(Kurze Übung):
Führe den folgenden Text über Überraschungen und Konsequenzen in Rollenspielrunden fort, beginnend nach seinem letzten Satz.

In einer Dark Heresy-Runde, in der ich war, gab es etwas Ähnliches – allerdings war der entsprechende Verräter-Charakter bereits von Anfang an bei den anderen Charakteren und die Überraschung vielleicht noch etwas größer.
Eine andere Idee, die ich dem (überaus gelungenen) DSA-Abenteuer „Die Unsichtbaren Herrscher“ entnahm, ist die Spielercharaktere ob ihrer Taten zu Rede zu stellen: Eine weitere Imparität besteht nämlich darin, dass diese auf ihren Abenteuern regelmäßig jede Menge Nichtspielercharaktere erschlagen, dies jedoch folgenlos bleibt. Realiter sollten dies aber alles Personen mit einer Familie und Freunden sein. Je nach Handlung sind die Antagonisten der Spielercharaktere auch nicht klar böse. Dies im Blick war das Geschehen nur naheliegend: Die Spielercharaktere wurden von einem Familienangehörigen gejagt – schließlich von einer anderen Heldengruppe, welche die „Mörder“ der Gerichtsbarkeit überstellen wollte. Das Spieler- und Charakterverhalten war überaus interessant.

(Vorliegende Daten):
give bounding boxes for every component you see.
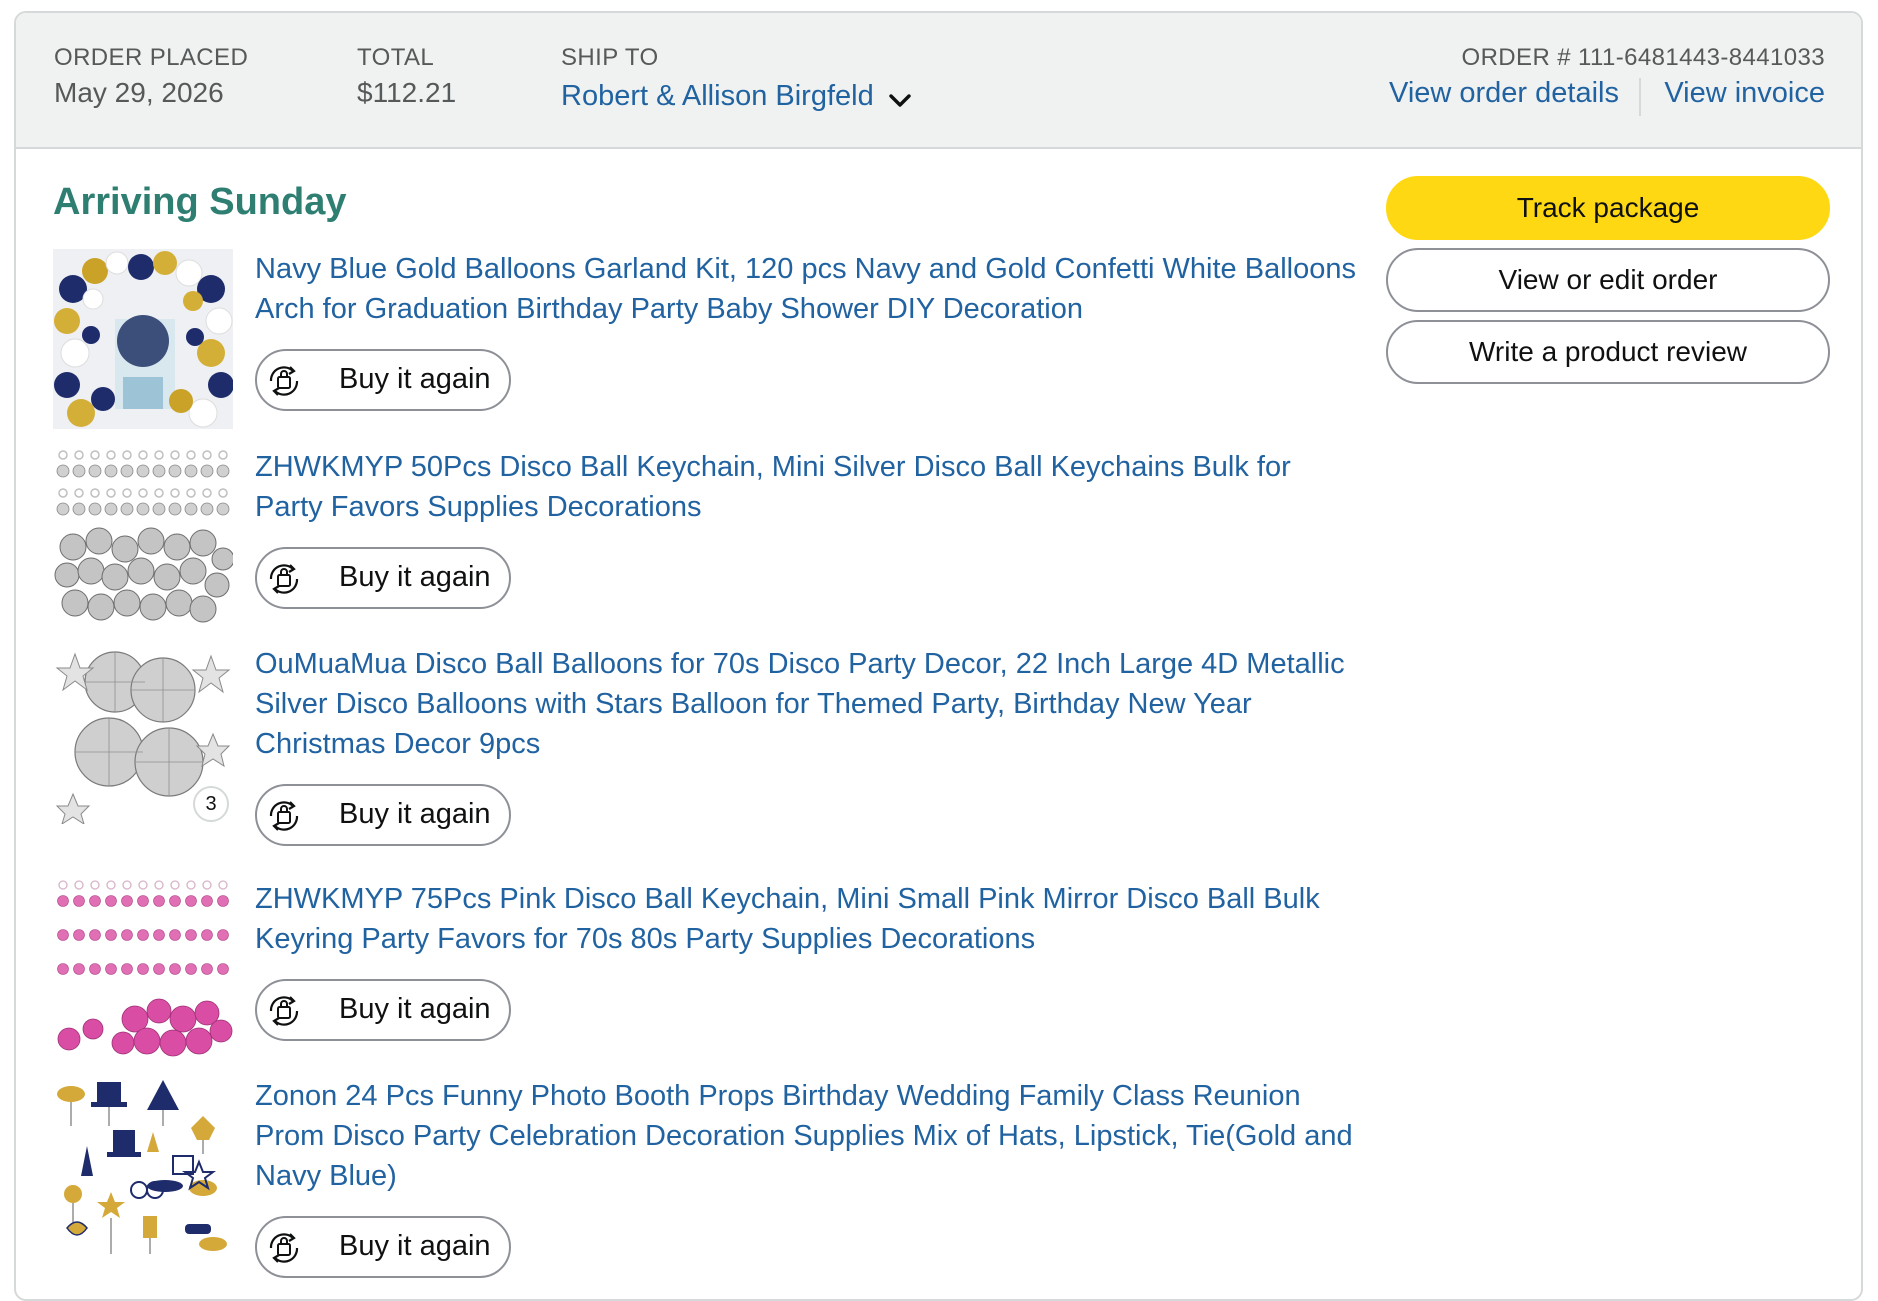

(Ergebnis dieser Aufgabe):
Es zeigt sich also: Ich bin der Meinung, dass innerhalb der Spielwelt keine Unterscheidung zwischen Spieler- und Nichtspielercharakteren gemacht werden sollte.
Der entscheidende Punkt, und damit kommen wir zur Ausnahme, ist der Einschub „innerhalb der Spielwelt“. Wie auch schon beim meinem Plädoyer für Simulationismus in der Spielwelt bzw. dem -system, kann außerhalb der Spielwelt, eine Unterscheidung erfolgen – und sogar hilfreich sein.
So erwarte ich von Spielleiter und Spielerschaft auf einer dem Spiel vorgelagerten Ebene beispielsweise, dass eine Kompatibilität zwischen Charakteren zu der Geschichte bestehen muss. Wenn nämlich klar ist, dass, um das oben stehende Beispiel aufzugreifen, das Überleben der Familie eines Spielercharakters für dessen Konzept wichtig ist, sollte diese natürlich nicht dahingerafft werden. Allein – in diesem Falle sollte dies auch nicht hilfreich für die Handlung sein, sondern es sollte sinnvoll sein, dass die Familie am Leben bleibt!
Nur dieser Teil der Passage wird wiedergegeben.